Stored records

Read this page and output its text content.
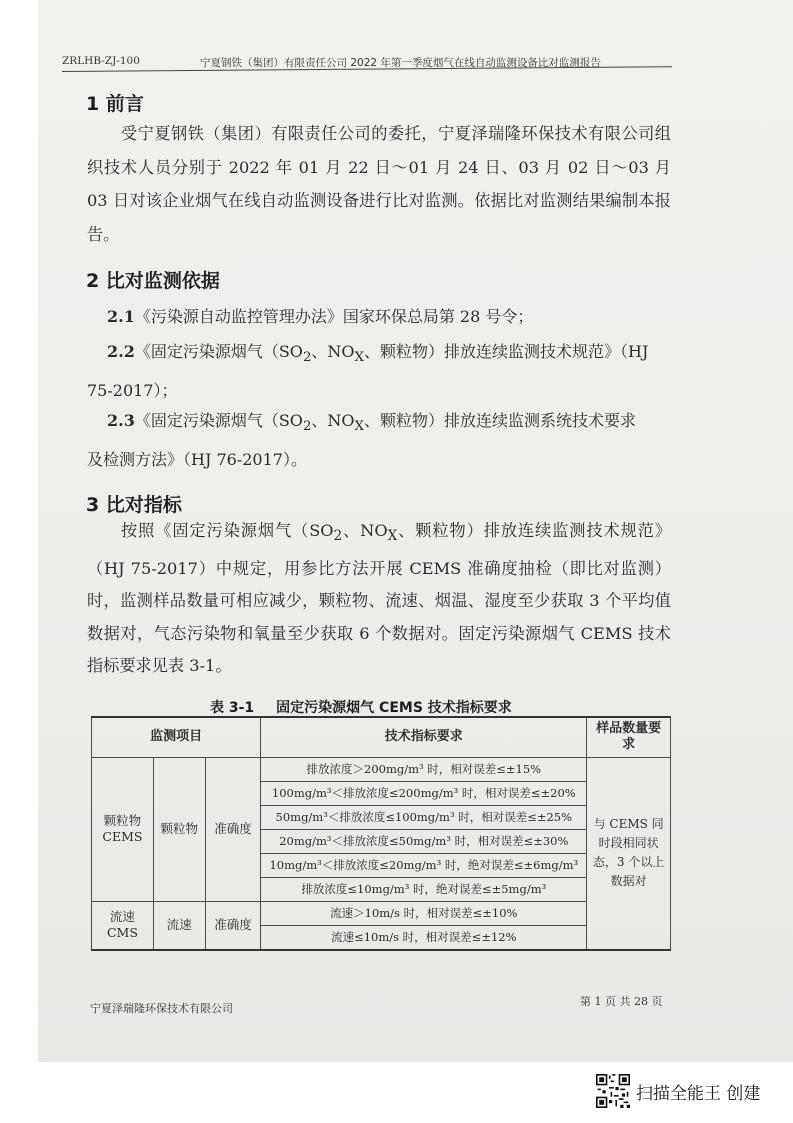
ZRLHB-ZJ-100	宁夏钢铁（集团）有限责任公司 2022 年第一季度烟气在线自动监测设备比对监测报告
1 前言
受宁夏钢铁（集团）有限责任公司的委托，宁夏泽瑞隆环保技术有限公司组织技术人员分别于 2022 年 01 月 22 日～01 月 24 日、03 月 02 日～03 月 03 日对该企业烟气在线自动监测设备进行比对监测。依据比对监测结果编制本报告。
2 比对监测依据
2.1《污染源自动监控管理办法》国家环保总局第 28 号令；
2.2《固定污染源烟气（$SO_2$、$NO_X$、颗粒物）排放连续监测技术规范》（HJ
75-2017）；
2.3《固定污染源烟气（$SO_2$、$NO_X$、颗粒物）排放连续监测系统技术要求
及检测方法》（HJ 76-2017）。
3 比对指标
按照《固定污染源烟气（$SO_2$、$NO_X$、颗粒物）排放连续监测技术规范》（HJ 75-2017）中规定，用参比方法开展 CEMS 准确度抽检（即比对监测）时，监测样品数量可相应减少，颗粒物、流速、烟温、湿度至少获取 3 个平均值数据对，气态污染物和氧量至少获取 6 个数据对。固定污染源烟气 CEMS 技术指标要求见表 3-1。
表 3-1 固定污染源烟气 CEMS 技术指标要求
监测项目			技术指标要求	样品数量要求
颗粒物 CEMS	颗粒物	准确度	排放浓度＞200mg/m³ 时，相对误差≤±15%	与 CEMS 同时段相同状态，3 个以上数据对
			100mg/m³＜排放浓度≤200mg/m³ 时，相对误差≤±20%	
			50mg/m³＜排放浓度≤100mg/m³ 时，相对误差≤±25%	
			20mg/m³＜排放浓度≤50mg/m³ 时，相对误差≤±30%	
			10mg/m³＜排放浓度≤20mg/m³ 时，绝对误差≤±6mg/m³	
			排放浓度≤10mg/m³ 时，绝对误差≤±5mg/m³	
流速 CMS	流速	准确度	流速＞10m/s 时，相对误差≤±10%	
			流速≤10m/s 时，相对误差≤±12%	
宁夏泽瑞隆环保技术有限公司
第 1 页 共 28 页
扫描全能王 创建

-- Task instructions --
Leaving the pictures aside, transcribe the entire listing exactly.

-- Task response --
Read this page and output its text content.
ZRLHB-ZJ-100	宁夏钢铁（集团）有限责任公司 2022 年第一季度烟气在线自动监测设备比对监测报告
1 前言
受宁夏钢铁（集团）有限责任公司的委托，宁夏泽瑞隆环保技术有限公司组织技术人员分别于 2022 年 01 月 22 日～01 月 24 日、03 月 02 日～03 月 03 日对该企业烟气在线自动监测设备进行比对监测。依据比对监测结果编制本报告。
2 比对监测依据
2.1《污染源自动监控管理办法》国家环保总局第 28 号令；
2.2《固定污染源烟气（$SO_2$、$NO_X$、颗粒物）排放连续监测技术规范》（HJ
75-2017）；
2.3《固定污染源烟气（$SO_2$、$NO_X$、颗粒物）排放连续监测系统技术要求
及检测方法》（HJ 76-2017）。
3 比对指标
按照《固定污染源烟气（$SO_2$、$NO_X$、颗粒物）排放连续监测技术规范》（HJ 75-2017）中规定，用参比方法开展 CEMS 准确度抽检（即比对监测）时，监测样品数量可相应减少，颗粒物、流速、烟温、湿度至少获取 3 个平均值数据对，气态污染物和氧量至少获取 6 个数据对。固定污染源烟气 CEMS 技术指标要求见表 3-1。
表 3-1 固定污染源烟气 CEMS 技术指标要求
监测项目			技术指标要求	样品数量要求
颗粒物 CEMS	颗粒物	准确度	排放浓度＞200mg/m³ 时，相对误差≤±15%	与 CEMS 同时段相同状态，3 个以上数据对
			100mg/m³＜排放浓度≤200mg/m³ 时，相对误差≤±20%	
			50mg/m³＜排放浓度≤100mg/m³ 时，相对误差≤±25%	
			20mg/m³＜排放浓度≤50mg/m³ 时，相对误差≤±30%	
			10mg/m³＜排放浓度≤20mg/m³ 时，绝对误差≤±6mg/m³	
			排放浓度≤10mg/m³ 时，绝对误差≤±5mg/m³	
流速 CMS	流速	准确度	流速＞10m/s 时，相对误差≤±10%	
			流速≤10m/s 时，相对误差≤±12%	
宁夏泽瑞隆环保技术有限公司
第 1 页 共 28 页
扫描全能王 创建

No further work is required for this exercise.